» **Prompt**
Set the pictures aside and set down only the lines from the line holding "What's the underlying" through the end of the entries below, ends included.

» **Information supplied**
--*--

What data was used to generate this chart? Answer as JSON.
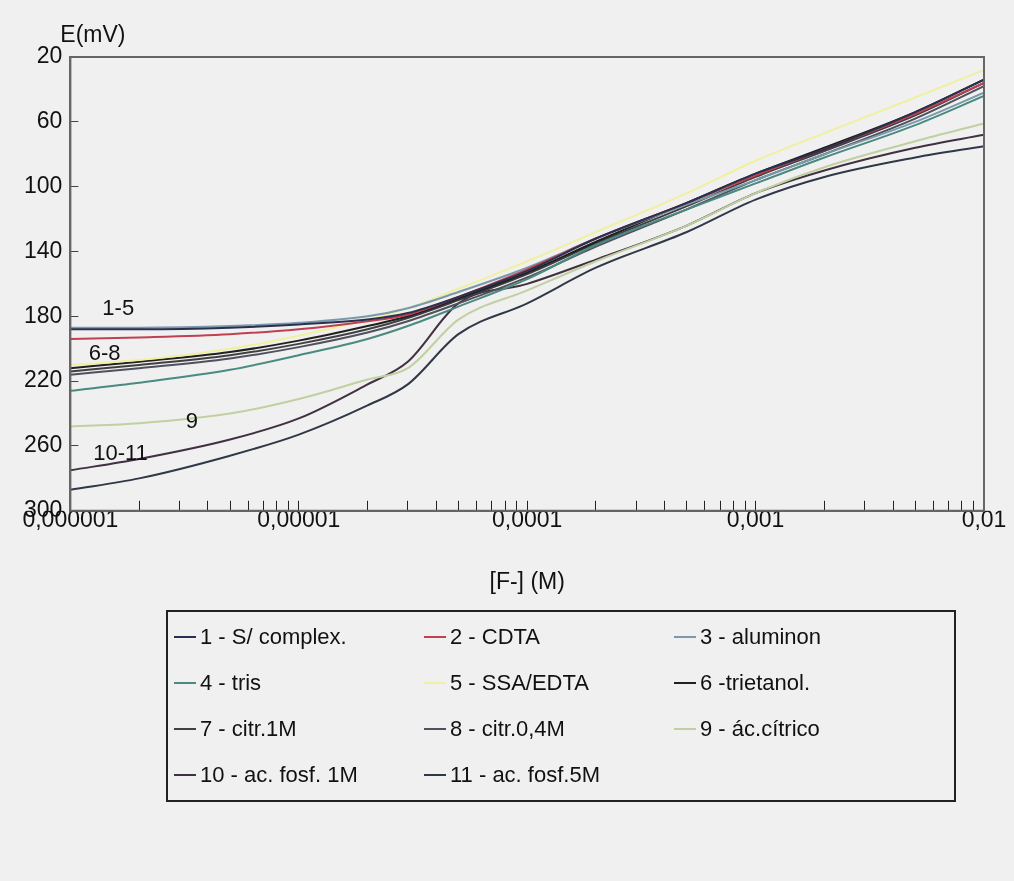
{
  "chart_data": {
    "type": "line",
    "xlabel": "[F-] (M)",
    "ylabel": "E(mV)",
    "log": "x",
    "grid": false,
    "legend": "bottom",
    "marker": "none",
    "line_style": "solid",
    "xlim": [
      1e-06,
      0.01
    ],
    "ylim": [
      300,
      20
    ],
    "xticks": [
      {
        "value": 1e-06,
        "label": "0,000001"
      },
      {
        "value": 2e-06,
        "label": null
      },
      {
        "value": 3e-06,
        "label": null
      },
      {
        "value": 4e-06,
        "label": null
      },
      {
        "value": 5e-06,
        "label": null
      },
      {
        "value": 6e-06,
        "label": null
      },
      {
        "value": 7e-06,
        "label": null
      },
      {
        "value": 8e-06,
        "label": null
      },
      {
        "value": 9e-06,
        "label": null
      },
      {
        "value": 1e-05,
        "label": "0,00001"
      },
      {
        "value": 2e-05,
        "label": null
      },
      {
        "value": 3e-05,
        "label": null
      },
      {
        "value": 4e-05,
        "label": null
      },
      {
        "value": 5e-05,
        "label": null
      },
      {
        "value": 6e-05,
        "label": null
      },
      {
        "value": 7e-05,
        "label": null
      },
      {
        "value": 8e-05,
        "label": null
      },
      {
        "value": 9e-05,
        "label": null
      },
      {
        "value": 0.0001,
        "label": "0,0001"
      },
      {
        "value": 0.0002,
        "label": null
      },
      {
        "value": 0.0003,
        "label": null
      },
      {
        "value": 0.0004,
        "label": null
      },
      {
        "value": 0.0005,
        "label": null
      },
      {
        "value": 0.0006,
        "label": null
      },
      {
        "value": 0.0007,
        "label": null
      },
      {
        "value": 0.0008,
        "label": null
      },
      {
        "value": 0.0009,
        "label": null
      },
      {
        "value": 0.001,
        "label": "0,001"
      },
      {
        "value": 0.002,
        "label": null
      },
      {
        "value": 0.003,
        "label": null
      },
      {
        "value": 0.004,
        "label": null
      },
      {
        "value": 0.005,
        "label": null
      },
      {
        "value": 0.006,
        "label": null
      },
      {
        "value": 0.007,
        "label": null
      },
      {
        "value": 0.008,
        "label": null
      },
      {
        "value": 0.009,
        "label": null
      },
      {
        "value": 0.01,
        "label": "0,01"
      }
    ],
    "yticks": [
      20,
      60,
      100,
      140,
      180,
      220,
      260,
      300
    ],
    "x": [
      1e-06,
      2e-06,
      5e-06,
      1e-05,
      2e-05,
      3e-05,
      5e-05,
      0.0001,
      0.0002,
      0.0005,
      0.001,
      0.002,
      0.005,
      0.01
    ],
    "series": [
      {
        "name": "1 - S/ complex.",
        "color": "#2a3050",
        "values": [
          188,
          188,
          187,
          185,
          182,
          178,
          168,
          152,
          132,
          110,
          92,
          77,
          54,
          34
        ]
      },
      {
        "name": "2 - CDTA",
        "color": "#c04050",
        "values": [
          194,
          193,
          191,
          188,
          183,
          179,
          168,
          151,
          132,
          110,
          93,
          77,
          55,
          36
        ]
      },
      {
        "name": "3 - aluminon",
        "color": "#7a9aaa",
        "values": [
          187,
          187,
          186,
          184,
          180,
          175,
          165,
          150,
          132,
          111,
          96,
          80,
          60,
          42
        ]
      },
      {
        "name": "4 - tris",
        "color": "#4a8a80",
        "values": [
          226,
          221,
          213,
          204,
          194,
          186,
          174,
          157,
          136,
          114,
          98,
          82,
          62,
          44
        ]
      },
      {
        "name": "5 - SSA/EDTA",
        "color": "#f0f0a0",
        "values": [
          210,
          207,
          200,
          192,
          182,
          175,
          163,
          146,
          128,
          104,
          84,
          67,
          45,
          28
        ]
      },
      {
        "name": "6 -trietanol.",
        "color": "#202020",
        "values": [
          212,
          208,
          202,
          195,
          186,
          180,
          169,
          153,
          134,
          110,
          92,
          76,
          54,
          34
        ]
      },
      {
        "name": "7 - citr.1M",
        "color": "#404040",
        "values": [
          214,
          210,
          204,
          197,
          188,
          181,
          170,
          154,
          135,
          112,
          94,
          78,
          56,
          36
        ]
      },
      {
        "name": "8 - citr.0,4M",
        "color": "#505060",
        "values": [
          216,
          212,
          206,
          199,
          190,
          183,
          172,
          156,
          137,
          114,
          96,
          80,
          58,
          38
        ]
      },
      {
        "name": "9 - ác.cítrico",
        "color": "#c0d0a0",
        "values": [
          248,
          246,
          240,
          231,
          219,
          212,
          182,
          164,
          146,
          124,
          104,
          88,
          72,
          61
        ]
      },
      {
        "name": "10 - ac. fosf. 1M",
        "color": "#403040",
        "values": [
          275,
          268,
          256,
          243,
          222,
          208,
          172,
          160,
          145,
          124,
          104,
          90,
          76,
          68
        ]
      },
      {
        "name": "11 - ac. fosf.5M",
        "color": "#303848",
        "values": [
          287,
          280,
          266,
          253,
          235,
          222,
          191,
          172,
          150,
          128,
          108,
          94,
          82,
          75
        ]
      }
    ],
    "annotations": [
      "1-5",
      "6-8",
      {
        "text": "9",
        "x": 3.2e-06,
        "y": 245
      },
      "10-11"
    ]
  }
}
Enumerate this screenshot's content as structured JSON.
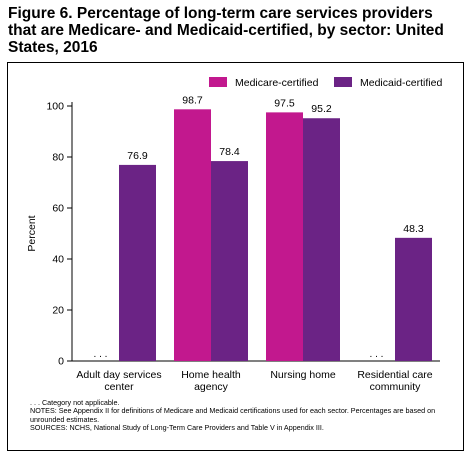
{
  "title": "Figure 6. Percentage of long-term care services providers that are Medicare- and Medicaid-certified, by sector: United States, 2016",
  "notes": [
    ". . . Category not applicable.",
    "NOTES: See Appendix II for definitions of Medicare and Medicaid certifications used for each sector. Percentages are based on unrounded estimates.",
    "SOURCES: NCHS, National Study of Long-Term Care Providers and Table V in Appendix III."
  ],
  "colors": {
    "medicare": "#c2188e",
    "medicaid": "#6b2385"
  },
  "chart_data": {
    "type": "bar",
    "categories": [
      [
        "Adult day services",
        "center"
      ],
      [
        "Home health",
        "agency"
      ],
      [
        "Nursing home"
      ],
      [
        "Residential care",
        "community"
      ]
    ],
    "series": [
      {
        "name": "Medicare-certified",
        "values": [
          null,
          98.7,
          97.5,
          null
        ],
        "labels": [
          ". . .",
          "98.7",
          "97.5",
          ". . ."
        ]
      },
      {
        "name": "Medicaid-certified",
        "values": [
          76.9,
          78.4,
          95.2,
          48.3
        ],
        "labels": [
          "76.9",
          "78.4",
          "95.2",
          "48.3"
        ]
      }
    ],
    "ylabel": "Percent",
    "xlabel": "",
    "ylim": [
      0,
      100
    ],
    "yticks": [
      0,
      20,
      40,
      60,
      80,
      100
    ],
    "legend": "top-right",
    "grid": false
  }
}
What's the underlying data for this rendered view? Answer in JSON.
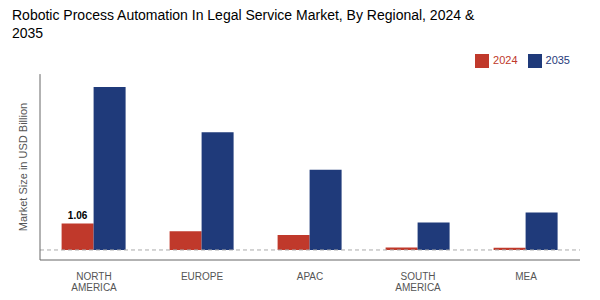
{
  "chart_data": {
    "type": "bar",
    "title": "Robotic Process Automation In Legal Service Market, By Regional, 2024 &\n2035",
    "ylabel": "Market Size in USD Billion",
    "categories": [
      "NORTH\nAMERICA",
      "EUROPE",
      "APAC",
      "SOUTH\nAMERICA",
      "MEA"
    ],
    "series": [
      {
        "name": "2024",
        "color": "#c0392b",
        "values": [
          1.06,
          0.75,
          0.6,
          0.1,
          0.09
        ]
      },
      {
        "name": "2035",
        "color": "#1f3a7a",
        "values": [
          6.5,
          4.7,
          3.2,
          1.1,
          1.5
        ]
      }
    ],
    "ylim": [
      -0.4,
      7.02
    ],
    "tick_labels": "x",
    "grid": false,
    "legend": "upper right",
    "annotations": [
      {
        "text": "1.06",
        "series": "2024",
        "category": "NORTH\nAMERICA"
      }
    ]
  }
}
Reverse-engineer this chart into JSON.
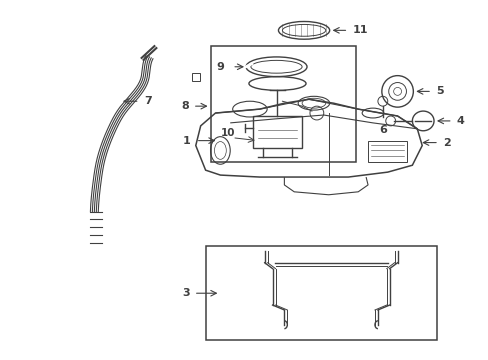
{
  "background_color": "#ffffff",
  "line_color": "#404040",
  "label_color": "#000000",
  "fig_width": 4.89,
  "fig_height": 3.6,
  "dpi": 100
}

--*--

» **Exercise result**
What's the underlying data for this rendered view? Answer in JSON.
{
  "chart_data": {
    "type": "bar",
    "title": "Robotic Process Automation In Legal Service Market, By Regional, 2024 &\n2035",
    "ylabel": "Market Size in USD Billion",
    "categories": [
      "NORTH\nAMERICA",
      "EUROPE",
      "APAC",
      "SOUTH\nAMERICA",
      "MEA"
    ],
    "series": [
      {
        "name": "2024",
        "color": "#c0392b",
        "values": [
          1.06,
          0.75,
          0.6,
          0.1,
          0.09
        ]
      },
      {
        "name": "2035",
        "color": "#1f3a7a",
        "values": [
          6.5,
          4.7,
          3.2,
          1.1,
          1.5
        ]
      }
    ],
    "ylim": [
      -0.4,
      7.02
    ],
    "tick_labels": "x",
    "grid": false,
    "legend": "upper right",
    "annotations": [
      {
        "text": "1.06",
        "series": "2024",
        "category": "NORTH\nAMERICA"
      }
    ]
  }
}
Reverse-engineer this chart into JSON.
{
  "background_color": "#ffffff",
  "line_color": "#404040",
  "label_color": "#000000",
  "fig_width": 4.89,
  "fig_height": 3.6,
  "dpi": 100
}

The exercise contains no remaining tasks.